(Stored records)
————
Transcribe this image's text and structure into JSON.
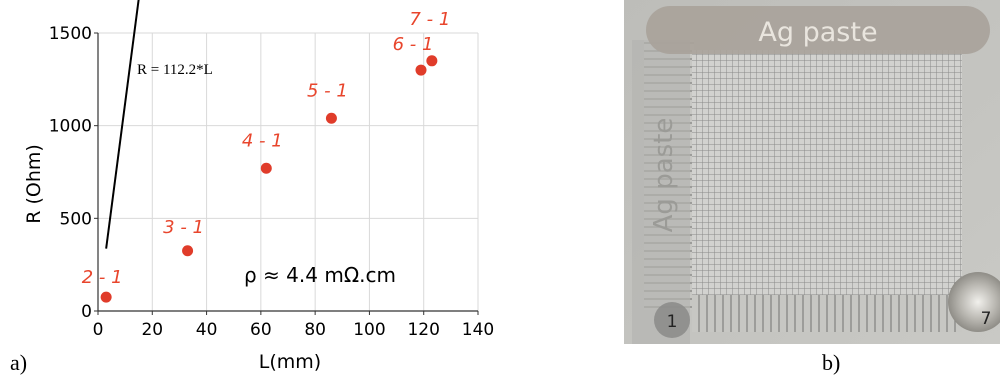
{
  "chart_data": {
    "type": "scatter",
    "xlabel": "L(mm)",
    "ylabel": "R (Ohm)",
    "xlim": [
      0,
      140
    ],
    "ylim": [
      0,
      1500
    ],
    "x_ticks": [
      "0",
      "20",
      "40",
      "60",
      "80",
      "100",
      "120",
      "140"
    ],
    "y_ticks": [
      "0",
      "500",
      "1000",
      "1500"
    ],
    "series": [
      {
        "x": [
          3,
          33,
          62,
          86,
          119,
          123
        ],
        "y": [
          75,
          325,
          770,
          1040,
          1300,
          1350
        ],
        "labels": [
          "2 - 1",
          "3 - 1",
          "4 - 1",
          "5 - 1",
          "6 - 1",
          "7 - 1"
        ]
      }
    ],
    "fit_line": {
      "slope": 112.2,
      "x_range": [
        3,
        123
      ]
    },
    "annotations": [
      "R = 112.2*L",
      "ρ ≈ 4.4 mΩ.cm"
    ],
    "grid": true,
    "colors": {
      "points": "#e03c2a",
      "point_labels": "#e8452c",
      "fit": "#000000"
    }
  },
  "panels": {
    "a": "a)",
    "b": "b)"
  },
  "photo": {
    "top_label": "Ag paste",
    "left_label": "Ag paste",
    "pad_left": "1",
    "pad_right": "7"
  }
}
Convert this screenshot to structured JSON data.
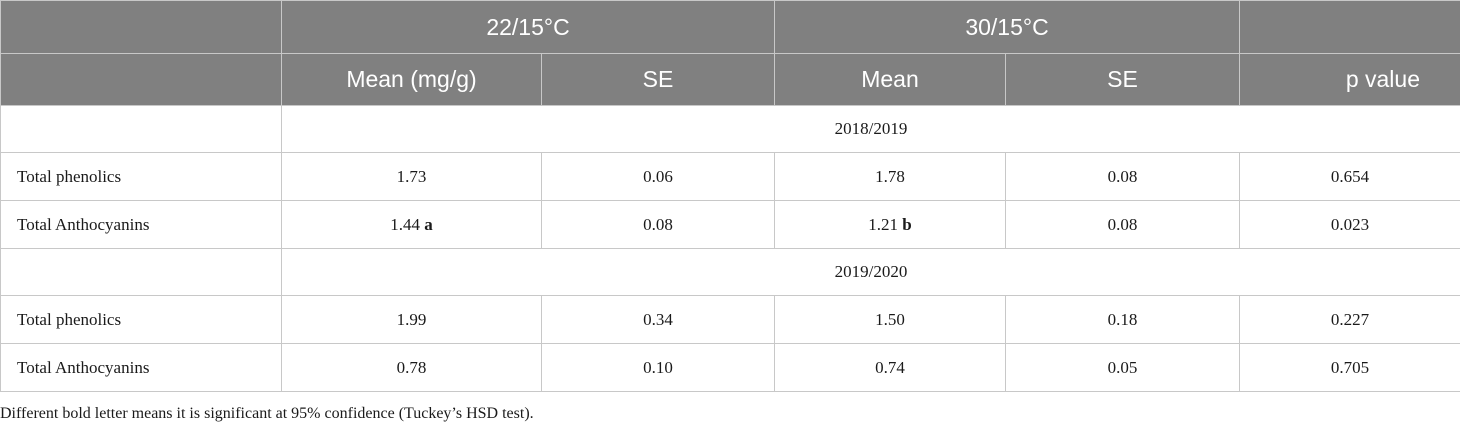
{
  "table": {
    "header": {
      "group_22": "22/15°C",
      "group_30": "30/15°C",
      "mean_mg": "Mean (mg/g)",
      "se_1": "SE",
      "mean": "Mean",
      "se_2": "SE",
      "p_value": "p value"
    },
    "sections": [
      {
        "season": "2018/2019",
        "rows": [
          {
            "label": "Total phenolics",
            "mean_22": "1.73",
            "sig_22": "",
            "se_22": "0.06",
            "mean_30": "1.78",
            "sig_30": "",
            "se_30": "0.08",
            "p": "0.654"
          },
          {
            "label": "Total Anthocyanins",
            "mean_22": "1.44",
            "sig_22": "a",
            "se_22": "0.08",
            "mean_30": "1.21",
            "sig_30": "b",
            "se_30": "0.08",
            "p": "0.023"
          }
        ]
      },
      {
        "season": "2019/2020",
        "rows": [
          {
            "label": "Total phenolics",
            "mean_22": "1.99",
            "sig_22": "",
            "se_22": "0.34",
            "mean_30": "1.50",
            "sig_30": "",
            "se_30": "0.18",
            "p": "0.227"
          },
          {
            "label": "Total Anthocyanins",
            "mean_22": "0.78",
            "sig_22": "",
            "se_22": "0.10",
            "mean_30": "0.74",
            "sig_30": "",
            "se_30": "0.05",
            "p": "0.705"
          }
        ]
      }
    ]
  },
  "footnote": "Different bold letter means it is significant at 95% confidence (Tuckey’s HSD test)."
}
————
• Objective: Extract every line from the records above that contains the word "paste".

• Response below:
    "top_label": "Ag paste",
    "left_label": "Ag paste",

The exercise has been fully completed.